▶ THE TASK
Change "Image Helper" to "Picture Helper" in everything from the line containing "tab-title: Preview Latex" down to the line containing "vertical-scrollbar[interactable] <box>912 56". Write out those lines again with nothing else altered.

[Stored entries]
▽

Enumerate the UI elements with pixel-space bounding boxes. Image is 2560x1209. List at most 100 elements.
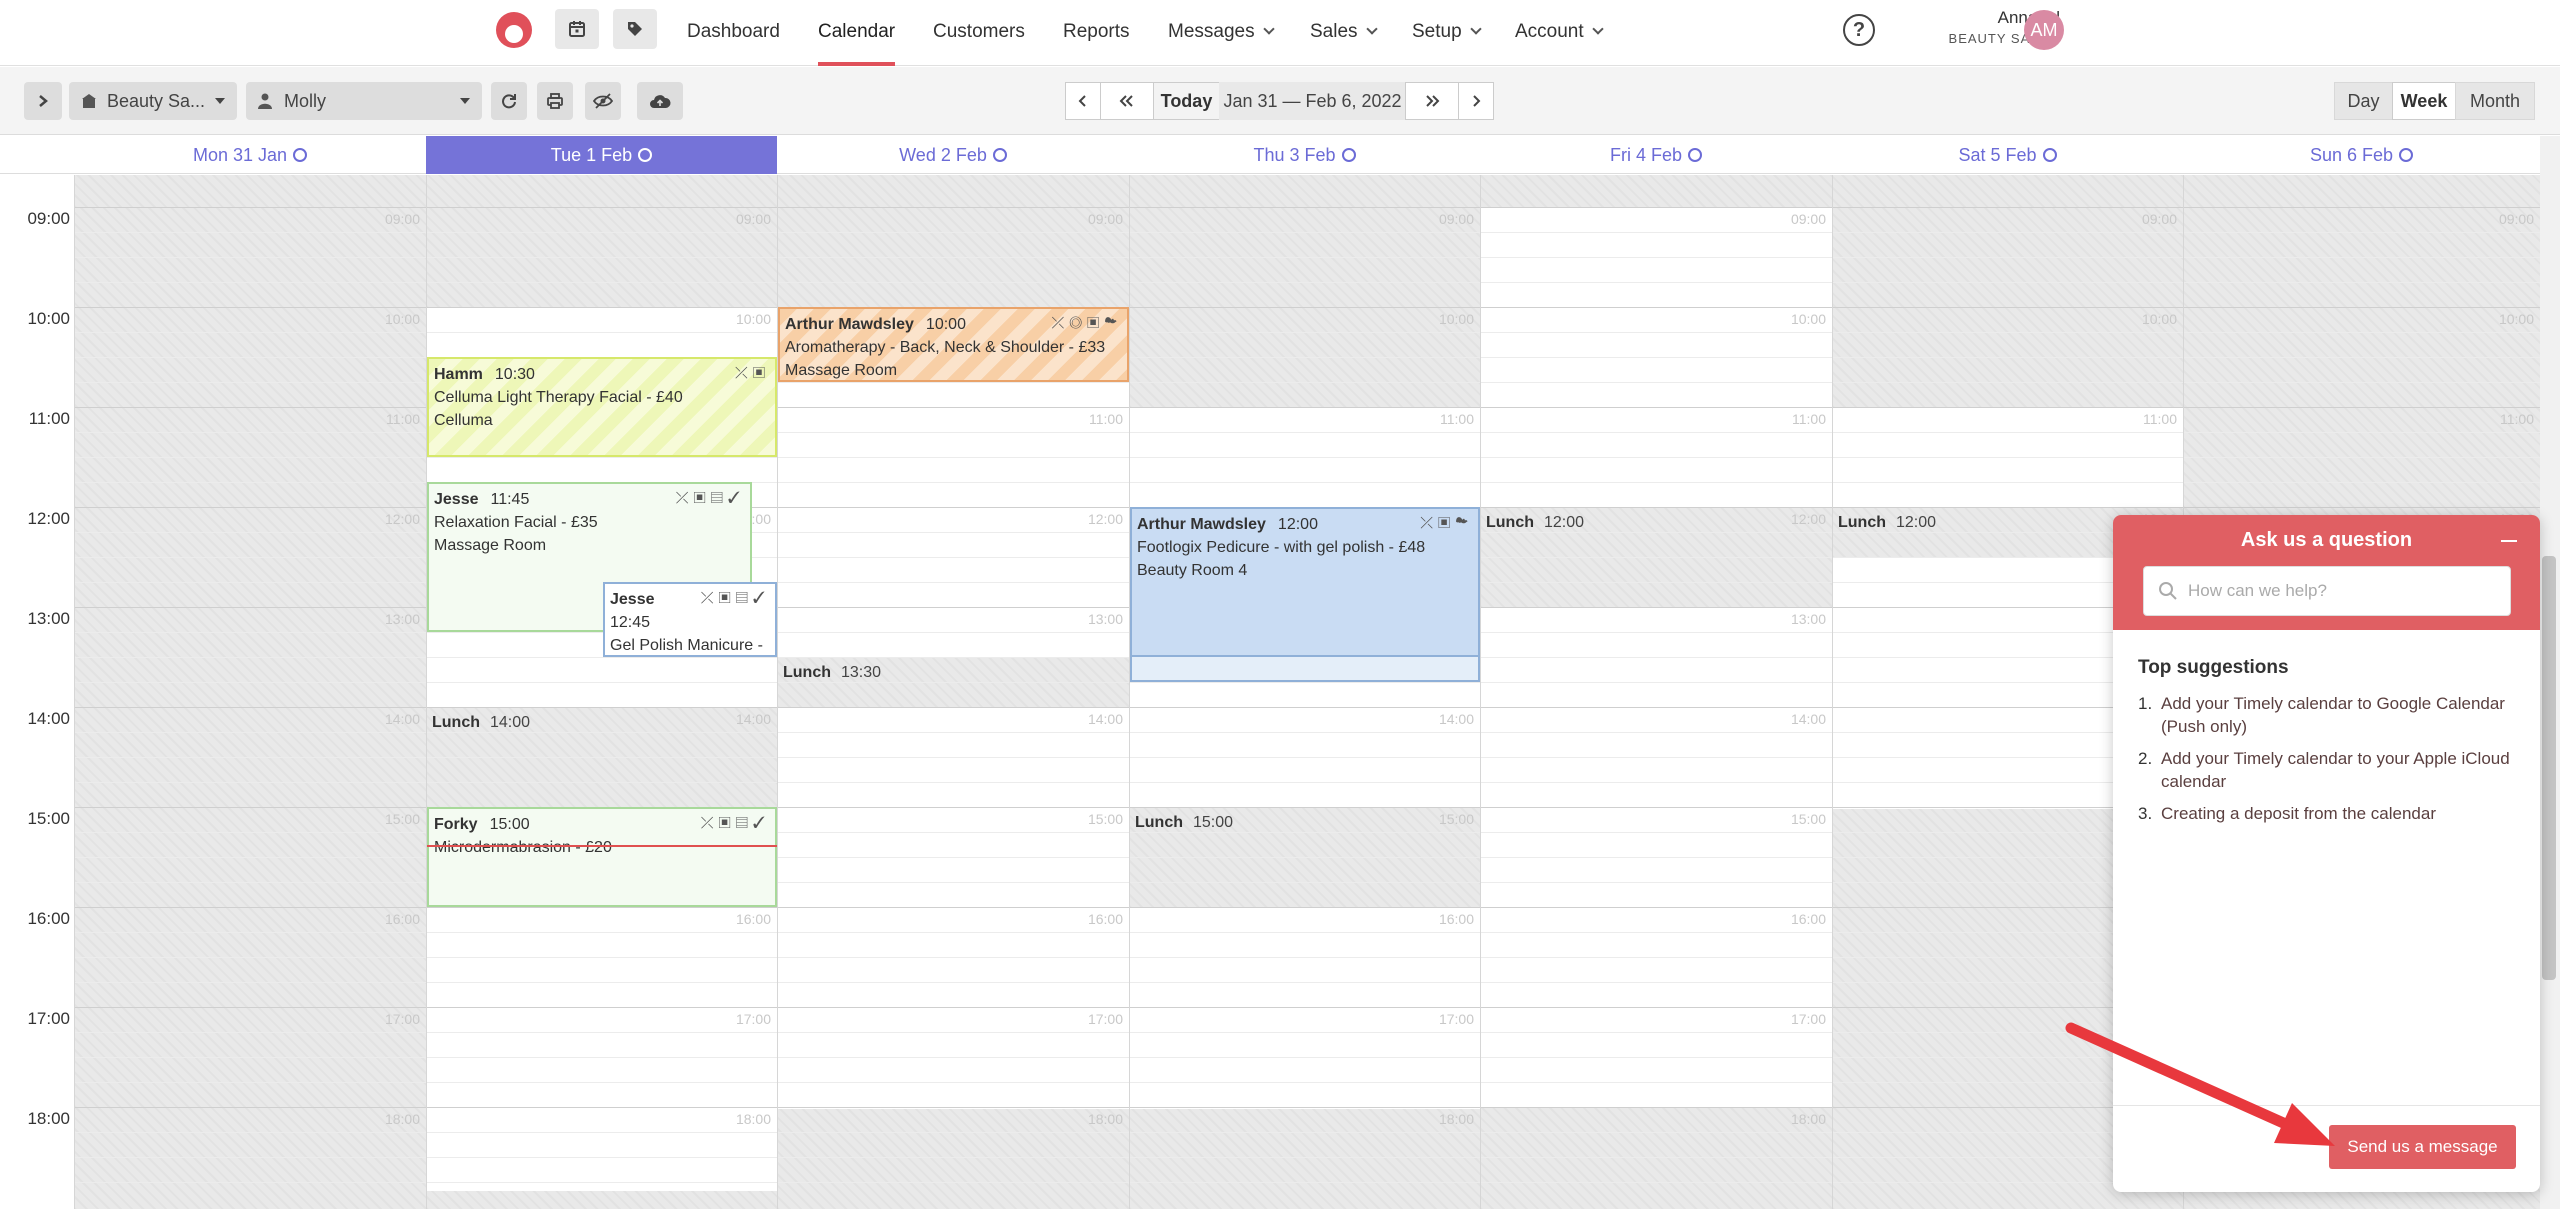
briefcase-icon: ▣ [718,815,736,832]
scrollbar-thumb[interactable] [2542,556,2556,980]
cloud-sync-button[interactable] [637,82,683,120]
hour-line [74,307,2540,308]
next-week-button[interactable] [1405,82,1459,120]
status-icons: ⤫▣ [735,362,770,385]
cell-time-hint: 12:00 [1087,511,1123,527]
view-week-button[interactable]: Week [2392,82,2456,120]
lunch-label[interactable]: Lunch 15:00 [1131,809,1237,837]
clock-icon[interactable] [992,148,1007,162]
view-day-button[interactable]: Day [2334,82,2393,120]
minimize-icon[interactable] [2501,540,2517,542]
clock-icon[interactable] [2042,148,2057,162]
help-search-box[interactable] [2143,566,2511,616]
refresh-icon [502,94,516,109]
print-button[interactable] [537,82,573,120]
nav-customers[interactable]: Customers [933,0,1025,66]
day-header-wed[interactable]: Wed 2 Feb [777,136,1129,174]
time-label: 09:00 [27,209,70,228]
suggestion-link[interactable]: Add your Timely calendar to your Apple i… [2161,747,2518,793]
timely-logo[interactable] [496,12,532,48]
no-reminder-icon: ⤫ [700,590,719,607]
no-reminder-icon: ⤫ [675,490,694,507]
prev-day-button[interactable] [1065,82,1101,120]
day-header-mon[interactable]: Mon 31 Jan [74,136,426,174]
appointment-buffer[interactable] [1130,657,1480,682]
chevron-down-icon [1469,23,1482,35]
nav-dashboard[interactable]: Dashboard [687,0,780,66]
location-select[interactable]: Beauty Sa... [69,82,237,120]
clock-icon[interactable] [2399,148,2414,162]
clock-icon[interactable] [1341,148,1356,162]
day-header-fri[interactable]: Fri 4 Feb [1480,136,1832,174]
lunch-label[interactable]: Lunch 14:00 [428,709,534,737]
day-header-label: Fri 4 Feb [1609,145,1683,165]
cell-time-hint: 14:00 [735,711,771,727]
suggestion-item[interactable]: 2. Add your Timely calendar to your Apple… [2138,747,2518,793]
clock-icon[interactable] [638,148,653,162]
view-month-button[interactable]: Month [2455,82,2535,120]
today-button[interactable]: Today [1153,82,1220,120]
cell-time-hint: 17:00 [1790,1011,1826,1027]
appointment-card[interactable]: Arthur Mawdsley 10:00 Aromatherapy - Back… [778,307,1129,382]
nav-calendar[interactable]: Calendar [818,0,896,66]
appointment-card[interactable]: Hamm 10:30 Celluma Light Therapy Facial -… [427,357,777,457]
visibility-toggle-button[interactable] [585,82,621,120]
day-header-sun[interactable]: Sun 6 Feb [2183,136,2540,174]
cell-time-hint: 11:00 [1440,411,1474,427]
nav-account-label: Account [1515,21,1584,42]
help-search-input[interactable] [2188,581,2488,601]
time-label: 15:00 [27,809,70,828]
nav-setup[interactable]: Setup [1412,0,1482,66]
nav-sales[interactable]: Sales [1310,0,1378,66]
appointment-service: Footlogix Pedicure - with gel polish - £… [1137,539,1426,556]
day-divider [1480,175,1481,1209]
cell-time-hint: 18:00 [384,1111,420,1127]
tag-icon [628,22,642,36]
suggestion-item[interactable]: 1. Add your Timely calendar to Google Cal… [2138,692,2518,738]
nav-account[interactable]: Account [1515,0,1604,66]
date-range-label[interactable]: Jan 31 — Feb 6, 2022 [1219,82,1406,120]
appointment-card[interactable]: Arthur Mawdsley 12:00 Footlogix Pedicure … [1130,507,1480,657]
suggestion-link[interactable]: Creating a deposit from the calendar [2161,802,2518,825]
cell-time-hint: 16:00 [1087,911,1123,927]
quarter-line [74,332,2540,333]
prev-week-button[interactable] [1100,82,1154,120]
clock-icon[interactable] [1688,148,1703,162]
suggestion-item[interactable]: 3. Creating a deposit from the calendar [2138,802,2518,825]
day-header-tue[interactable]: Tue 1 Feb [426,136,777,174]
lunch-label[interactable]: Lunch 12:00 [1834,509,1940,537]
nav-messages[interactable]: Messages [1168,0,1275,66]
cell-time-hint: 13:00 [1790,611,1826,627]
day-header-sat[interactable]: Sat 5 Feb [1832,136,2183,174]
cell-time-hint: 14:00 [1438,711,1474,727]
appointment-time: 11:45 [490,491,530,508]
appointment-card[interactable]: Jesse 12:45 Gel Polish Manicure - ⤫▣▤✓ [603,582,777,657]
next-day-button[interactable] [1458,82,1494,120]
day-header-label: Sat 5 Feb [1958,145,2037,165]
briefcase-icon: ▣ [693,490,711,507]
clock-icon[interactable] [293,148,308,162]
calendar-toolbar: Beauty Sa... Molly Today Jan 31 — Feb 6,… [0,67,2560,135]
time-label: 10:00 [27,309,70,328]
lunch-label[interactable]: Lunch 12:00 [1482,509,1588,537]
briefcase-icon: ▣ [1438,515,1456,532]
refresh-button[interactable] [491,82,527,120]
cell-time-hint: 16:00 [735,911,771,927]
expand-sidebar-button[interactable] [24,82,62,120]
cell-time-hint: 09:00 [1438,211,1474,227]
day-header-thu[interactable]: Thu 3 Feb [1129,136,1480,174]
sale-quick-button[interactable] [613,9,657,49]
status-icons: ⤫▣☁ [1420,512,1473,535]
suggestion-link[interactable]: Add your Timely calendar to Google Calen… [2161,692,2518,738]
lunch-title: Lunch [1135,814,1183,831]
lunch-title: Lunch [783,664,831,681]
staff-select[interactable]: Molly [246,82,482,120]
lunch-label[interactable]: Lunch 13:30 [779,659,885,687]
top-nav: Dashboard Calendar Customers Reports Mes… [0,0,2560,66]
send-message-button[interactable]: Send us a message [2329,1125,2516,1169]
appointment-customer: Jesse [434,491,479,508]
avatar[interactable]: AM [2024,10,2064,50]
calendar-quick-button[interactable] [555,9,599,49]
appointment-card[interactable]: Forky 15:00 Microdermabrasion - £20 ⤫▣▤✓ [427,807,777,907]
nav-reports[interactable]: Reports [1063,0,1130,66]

△
▽

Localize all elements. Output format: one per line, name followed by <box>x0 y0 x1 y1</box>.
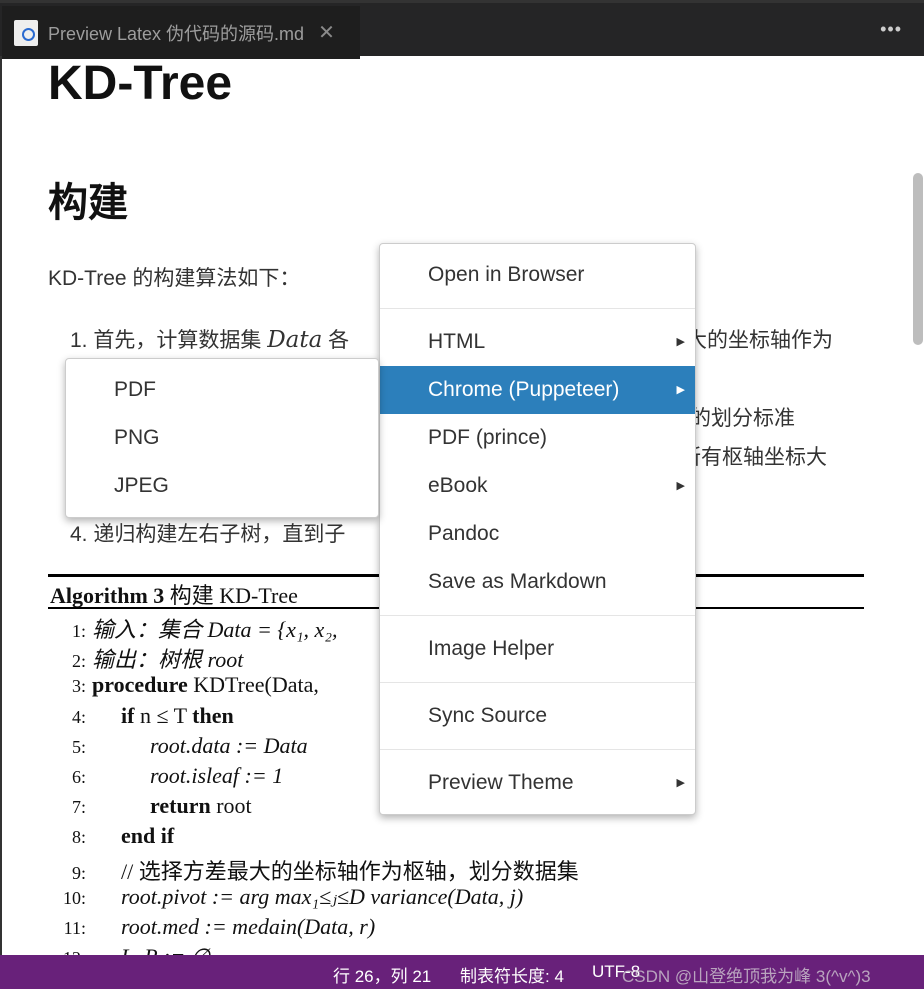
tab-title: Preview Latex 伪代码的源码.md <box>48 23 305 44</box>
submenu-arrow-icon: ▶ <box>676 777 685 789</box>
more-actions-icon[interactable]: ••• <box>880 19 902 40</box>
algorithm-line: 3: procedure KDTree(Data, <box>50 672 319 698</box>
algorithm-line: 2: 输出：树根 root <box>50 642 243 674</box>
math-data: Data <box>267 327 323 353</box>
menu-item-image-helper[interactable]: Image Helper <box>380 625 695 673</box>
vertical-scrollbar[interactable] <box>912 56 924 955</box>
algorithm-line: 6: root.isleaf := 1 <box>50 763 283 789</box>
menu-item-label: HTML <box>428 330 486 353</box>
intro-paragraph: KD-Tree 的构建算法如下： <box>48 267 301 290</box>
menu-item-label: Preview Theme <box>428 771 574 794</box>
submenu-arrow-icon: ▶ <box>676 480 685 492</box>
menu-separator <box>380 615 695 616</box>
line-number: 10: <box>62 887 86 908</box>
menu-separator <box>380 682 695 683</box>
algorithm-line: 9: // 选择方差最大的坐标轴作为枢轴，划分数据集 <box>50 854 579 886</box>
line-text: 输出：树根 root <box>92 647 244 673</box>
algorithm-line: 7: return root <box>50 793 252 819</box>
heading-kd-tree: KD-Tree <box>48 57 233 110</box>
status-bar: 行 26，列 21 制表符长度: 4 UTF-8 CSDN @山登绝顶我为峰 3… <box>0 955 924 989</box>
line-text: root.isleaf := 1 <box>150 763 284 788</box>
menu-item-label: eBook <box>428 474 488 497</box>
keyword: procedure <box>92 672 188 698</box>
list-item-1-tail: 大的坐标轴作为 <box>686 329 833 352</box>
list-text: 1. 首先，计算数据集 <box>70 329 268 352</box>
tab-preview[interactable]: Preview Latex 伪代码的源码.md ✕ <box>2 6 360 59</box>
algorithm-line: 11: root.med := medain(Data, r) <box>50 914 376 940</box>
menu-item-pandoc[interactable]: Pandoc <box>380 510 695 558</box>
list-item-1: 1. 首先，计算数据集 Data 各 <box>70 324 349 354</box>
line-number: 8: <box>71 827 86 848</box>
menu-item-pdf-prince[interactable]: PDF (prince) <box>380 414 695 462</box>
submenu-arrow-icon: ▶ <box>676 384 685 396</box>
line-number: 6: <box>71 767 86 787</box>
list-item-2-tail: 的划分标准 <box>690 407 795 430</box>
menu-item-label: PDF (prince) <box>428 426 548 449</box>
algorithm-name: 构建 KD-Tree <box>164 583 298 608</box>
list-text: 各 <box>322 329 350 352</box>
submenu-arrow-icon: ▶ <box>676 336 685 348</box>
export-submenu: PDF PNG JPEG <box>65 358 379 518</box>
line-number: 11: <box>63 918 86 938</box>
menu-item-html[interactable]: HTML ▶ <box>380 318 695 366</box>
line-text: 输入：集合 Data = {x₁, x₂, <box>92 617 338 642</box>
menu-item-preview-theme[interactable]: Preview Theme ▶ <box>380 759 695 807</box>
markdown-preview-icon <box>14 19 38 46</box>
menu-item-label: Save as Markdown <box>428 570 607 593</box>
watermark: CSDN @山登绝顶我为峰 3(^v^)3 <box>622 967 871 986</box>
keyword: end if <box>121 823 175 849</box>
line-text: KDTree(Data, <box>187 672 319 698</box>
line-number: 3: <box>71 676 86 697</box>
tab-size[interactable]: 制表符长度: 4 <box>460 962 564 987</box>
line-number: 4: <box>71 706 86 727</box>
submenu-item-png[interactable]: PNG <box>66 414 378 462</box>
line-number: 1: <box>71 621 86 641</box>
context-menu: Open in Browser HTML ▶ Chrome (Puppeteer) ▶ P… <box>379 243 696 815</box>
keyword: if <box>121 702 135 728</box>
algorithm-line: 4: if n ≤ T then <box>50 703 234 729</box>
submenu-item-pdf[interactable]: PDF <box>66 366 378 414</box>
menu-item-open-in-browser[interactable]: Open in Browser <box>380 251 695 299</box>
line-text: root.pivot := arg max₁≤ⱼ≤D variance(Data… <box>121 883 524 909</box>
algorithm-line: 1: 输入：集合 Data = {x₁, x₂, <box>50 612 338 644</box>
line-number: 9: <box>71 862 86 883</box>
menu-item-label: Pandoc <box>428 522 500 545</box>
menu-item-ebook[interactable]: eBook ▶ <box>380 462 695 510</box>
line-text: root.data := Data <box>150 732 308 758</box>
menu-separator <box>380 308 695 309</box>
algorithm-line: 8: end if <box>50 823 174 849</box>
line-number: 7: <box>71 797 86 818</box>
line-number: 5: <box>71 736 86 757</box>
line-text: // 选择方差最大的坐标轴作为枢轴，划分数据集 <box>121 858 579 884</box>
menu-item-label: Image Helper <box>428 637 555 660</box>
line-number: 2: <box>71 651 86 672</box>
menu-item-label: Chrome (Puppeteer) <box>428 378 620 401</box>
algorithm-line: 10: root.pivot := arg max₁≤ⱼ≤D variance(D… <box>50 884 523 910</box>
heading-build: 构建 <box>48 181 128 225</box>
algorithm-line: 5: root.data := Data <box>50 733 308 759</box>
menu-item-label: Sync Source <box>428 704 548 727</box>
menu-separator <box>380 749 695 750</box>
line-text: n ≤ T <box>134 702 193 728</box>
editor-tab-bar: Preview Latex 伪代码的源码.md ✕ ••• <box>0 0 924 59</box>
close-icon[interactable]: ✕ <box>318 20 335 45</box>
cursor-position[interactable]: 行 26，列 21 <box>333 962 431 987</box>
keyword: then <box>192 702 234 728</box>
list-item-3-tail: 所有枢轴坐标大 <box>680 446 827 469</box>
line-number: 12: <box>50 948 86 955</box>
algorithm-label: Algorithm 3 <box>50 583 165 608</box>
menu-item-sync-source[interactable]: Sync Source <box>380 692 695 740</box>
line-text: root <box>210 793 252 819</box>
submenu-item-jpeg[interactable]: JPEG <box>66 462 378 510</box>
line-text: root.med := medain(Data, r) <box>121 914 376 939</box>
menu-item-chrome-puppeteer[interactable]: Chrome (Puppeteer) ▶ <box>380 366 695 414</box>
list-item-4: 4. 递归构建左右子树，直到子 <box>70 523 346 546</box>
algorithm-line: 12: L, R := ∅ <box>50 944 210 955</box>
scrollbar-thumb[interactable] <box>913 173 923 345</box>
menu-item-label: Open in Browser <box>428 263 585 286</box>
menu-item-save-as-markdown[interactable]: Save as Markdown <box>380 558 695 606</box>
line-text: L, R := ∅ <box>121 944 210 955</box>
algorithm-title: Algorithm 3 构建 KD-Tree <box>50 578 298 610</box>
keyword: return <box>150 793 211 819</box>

△

▶ SOLUTION FOR THIS TASK
tab-title: Preview Latex 伪代码的源码.md <box>48 23 305 44</box>
submenu-arrow-icon: ▶ <box>676 777 685 789</box>
more-actions-icon[interactable]: ••• <box>880 19 902 40</box>
algorithm-line: 3: procedure KDTree(Data, <box>50 672 319 698</box>
algorithm-line: 2: 输出：树根 root <box>50 642 243 674</box>
math-data: Data <box>267 327 323 353</box>
menu-item-image-helper[interactable]: Picture Helper <box>380 625 695 673</box>
vertical-scrollbar[interactable] <box>912 56 924 955</box>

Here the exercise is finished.